Dataset items:
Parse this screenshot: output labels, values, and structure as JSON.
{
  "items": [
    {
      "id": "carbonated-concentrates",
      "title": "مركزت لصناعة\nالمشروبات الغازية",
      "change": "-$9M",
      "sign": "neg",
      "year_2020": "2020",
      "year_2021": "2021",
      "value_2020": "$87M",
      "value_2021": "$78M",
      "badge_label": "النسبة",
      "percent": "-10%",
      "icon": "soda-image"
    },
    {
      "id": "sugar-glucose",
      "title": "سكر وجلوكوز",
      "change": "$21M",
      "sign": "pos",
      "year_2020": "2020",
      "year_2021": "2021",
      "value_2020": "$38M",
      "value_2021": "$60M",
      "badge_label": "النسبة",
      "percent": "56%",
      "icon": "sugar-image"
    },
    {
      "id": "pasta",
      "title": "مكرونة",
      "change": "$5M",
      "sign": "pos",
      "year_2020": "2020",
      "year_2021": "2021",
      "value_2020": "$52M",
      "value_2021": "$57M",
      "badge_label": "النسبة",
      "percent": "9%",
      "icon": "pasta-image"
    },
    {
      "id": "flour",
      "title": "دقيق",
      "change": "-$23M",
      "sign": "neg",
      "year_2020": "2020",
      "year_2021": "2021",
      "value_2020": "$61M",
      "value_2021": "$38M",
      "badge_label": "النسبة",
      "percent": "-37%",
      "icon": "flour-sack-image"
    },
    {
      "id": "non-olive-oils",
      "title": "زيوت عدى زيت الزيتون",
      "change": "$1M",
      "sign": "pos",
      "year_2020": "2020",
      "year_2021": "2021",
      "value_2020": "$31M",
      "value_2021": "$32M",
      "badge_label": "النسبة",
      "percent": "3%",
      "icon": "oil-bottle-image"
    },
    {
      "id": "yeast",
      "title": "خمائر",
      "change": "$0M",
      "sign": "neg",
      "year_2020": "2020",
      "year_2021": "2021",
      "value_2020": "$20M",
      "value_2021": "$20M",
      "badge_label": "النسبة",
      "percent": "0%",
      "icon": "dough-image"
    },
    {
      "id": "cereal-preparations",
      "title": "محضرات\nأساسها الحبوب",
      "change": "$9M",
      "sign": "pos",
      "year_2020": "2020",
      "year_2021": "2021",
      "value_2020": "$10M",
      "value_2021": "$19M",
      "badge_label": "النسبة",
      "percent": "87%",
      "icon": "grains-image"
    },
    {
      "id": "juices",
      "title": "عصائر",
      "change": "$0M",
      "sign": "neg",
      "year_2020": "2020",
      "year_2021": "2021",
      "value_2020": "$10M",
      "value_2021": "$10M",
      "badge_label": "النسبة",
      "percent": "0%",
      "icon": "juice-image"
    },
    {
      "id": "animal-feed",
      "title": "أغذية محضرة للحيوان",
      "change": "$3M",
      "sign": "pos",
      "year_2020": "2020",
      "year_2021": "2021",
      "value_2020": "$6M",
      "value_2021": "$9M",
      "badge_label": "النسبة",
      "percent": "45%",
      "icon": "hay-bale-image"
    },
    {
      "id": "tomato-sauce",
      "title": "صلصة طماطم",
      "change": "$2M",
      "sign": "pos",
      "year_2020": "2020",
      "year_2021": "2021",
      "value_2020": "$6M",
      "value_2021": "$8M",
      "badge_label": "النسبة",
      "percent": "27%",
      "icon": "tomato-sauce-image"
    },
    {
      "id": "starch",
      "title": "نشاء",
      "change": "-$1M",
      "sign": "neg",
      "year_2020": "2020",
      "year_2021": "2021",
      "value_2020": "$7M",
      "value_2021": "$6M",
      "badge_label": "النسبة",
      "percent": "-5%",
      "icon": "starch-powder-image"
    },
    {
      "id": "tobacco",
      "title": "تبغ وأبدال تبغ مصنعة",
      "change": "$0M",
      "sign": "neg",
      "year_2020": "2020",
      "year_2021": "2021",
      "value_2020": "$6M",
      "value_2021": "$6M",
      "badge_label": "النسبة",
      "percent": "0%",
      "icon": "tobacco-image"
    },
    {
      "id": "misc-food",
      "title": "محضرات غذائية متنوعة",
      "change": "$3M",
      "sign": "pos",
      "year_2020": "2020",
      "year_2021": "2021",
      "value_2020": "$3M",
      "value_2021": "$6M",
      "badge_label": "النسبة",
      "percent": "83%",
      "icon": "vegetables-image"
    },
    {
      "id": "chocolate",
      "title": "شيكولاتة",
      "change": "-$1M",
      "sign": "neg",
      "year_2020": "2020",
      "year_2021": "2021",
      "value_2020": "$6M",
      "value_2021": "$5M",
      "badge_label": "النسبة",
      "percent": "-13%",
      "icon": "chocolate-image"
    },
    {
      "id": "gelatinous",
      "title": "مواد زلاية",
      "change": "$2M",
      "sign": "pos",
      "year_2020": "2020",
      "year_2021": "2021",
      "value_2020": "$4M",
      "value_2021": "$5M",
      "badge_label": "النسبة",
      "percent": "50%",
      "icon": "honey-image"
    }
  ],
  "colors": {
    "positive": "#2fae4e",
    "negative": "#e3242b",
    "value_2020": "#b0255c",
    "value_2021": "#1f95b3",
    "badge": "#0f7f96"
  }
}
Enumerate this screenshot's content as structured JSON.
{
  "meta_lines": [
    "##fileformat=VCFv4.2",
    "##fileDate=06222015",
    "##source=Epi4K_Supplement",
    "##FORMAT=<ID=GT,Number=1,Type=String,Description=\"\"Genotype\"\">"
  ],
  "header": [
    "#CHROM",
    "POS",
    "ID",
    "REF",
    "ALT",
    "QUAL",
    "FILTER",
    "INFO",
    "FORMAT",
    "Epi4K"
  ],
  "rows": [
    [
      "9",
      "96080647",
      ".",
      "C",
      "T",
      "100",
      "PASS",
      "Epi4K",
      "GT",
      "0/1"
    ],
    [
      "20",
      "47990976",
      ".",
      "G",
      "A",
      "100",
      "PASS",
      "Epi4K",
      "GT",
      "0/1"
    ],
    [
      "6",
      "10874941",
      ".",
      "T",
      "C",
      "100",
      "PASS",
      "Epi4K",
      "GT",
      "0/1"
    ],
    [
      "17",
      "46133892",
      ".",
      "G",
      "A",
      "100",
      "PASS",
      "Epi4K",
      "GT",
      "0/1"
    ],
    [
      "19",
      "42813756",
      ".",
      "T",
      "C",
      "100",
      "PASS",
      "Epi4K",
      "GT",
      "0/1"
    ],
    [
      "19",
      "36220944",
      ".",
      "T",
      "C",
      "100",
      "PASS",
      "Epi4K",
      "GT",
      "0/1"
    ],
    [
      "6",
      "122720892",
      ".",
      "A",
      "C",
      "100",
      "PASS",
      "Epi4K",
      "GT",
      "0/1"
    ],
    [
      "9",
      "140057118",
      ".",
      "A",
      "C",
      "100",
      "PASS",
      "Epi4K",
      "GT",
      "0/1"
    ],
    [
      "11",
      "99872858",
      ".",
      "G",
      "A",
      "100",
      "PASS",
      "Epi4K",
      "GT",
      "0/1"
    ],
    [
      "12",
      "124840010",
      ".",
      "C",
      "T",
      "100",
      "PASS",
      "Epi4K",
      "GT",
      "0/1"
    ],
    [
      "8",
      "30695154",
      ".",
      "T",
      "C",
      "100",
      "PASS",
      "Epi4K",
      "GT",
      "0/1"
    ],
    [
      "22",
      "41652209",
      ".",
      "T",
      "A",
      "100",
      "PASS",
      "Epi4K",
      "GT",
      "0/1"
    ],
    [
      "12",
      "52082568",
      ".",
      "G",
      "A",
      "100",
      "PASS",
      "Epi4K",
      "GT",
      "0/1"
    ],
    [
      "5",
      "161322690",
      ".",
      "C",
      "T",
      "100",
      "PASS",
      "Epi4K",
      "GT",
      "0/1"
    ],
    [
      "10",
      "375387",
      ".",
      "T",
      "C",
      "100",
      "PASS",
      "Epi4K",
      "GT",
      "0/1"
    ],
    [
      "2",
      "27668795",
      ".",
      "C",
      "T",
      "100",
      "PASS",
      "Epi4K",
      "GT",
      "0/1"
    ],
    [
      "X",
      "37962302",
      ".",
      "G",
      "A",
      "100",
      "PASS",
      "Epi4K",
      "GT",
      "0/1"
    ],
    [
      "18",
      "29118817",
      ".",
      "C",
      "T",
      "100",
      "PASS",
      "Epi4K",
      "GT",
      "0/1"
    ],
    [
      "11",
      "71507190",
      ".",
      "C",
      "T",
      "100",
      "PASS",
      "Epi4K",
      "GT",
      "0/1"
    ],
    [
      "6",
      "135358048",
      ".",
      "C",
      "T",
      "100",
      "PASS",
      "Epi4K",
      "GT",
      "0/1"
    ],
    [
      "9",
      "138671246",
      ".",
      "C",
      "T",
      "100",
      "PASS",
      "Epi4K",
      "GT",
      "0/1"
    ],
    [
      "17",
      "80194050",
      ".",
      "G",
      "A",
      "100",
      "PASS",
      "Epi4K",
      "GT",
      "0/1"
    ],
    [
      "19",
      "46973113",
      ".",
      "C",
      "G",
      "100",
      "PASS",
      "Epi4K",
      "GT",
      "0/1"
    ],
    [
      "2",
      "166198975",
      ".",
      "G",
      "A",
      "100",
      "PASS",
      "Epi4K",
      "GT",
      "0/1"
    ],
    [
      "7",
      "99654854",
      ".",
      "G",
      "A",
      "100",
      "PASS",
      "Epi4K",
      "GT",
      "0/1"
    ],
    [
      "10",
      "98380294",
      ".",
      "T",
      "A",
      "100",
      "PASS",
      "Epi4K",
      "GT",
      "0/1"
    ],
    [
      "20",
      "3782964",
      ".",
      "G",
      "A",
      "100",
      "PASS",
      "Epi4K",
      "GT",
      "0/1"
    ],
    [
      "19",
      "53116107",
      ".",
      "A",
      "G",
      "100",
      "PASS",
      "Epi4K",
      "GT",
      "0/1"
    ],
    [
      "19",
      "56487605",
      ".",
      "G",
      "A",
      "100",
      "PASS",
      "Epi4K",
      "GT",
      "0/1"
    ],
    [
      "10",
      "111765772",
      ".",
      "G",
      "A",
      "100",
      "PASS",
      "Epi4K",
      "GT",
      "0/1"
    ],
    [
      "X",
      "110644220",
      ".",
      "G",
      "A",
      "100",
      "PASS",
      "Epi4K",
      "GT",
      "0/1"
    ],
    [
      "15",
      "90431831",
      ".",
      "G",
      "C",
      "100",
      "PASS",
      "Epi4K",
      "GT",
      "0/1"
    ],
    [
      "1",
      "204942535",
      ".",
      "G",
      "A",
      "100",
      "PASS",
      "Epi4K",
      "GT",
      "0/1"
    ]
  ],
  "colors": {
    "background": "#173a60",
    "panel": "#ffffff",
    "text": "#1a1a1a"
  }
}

▶ **What is being asked**: Identify each line containing the string "JSON" and copy it out.

▶ **Exercise result**:
Parse this screenshot: output labels, values, and structure as JSON.
Enumerate this screenshot's content as structured JSON.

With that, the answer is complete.